- _What the exercise asks_
Print the entries verbatim, leaving out the images they contain.

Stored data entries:

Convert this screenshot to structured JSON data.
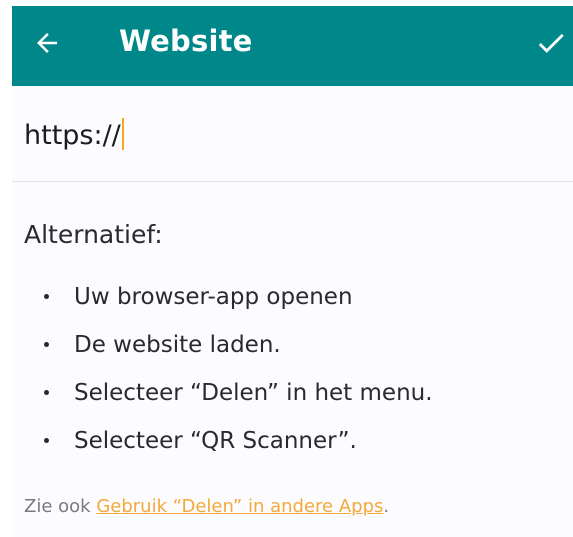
{
  "app_bar": {
    "title": "Website",
    "back_icon": "arrow-left-icon",
    "confirm_icon": "check-icon",
    "background": "#00878a"
  },
  "url_field": {
    "value": "https://"
  },
  "alternative": {
    "heading": "Alternatief:",
    "steps": [
      "Uw browser-app openen",
      "De website laden.",
      "Selecteer “Delen” in het menu.",
      "Selecteer “QR Scanner”."
    ]
  },
  "see_also": {
    "prefix": "Zie ook ",
    "link_label": "Gebruik “Delen” in andere Apps",
    "suffix": ".",
    "link_color": "#f2a93b"
  }
}
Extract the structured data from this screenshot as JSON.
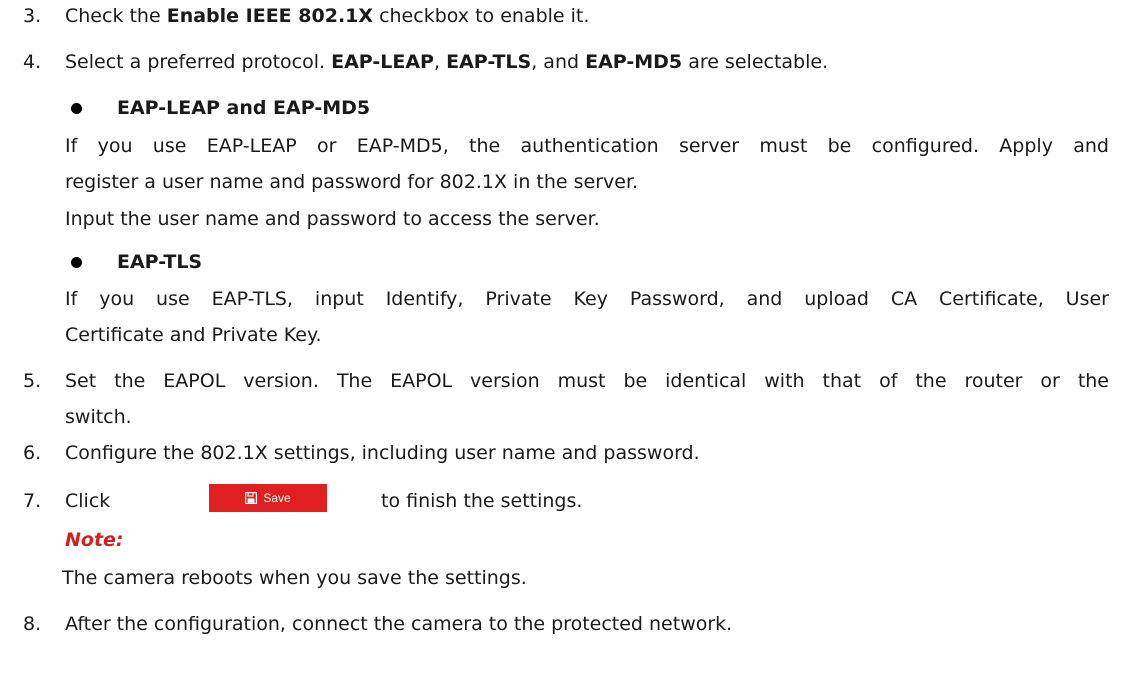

- _Correct response_
Convert this screenshot to structured JSON data.
{
  "app_bar": {
    "title": "Website",
    "back_icon": "arrow-left-icon",
    "confirm_icon": "check-icon",
    "background": "#00878a"
  },
  "url_field": {
    "value": "https://"
  },
  "alternative": {
    "heading": "Alternatief:",
    "steps": [
      "Uw browser-app openen",
      "De website laden.",
      "Selecteer “Delen” in het menu.",
      "Selecteer “QR Scanner”."
    ]
  },
  "see_also": {
    "prefix": "Zie ook ",
    "link_label": "Gebruik “Delen” in andere Apps",
    "suffix": ".",
    "link_color": "#f2a93b"
  }
}
Extract the structured data from this screenshot as JSON.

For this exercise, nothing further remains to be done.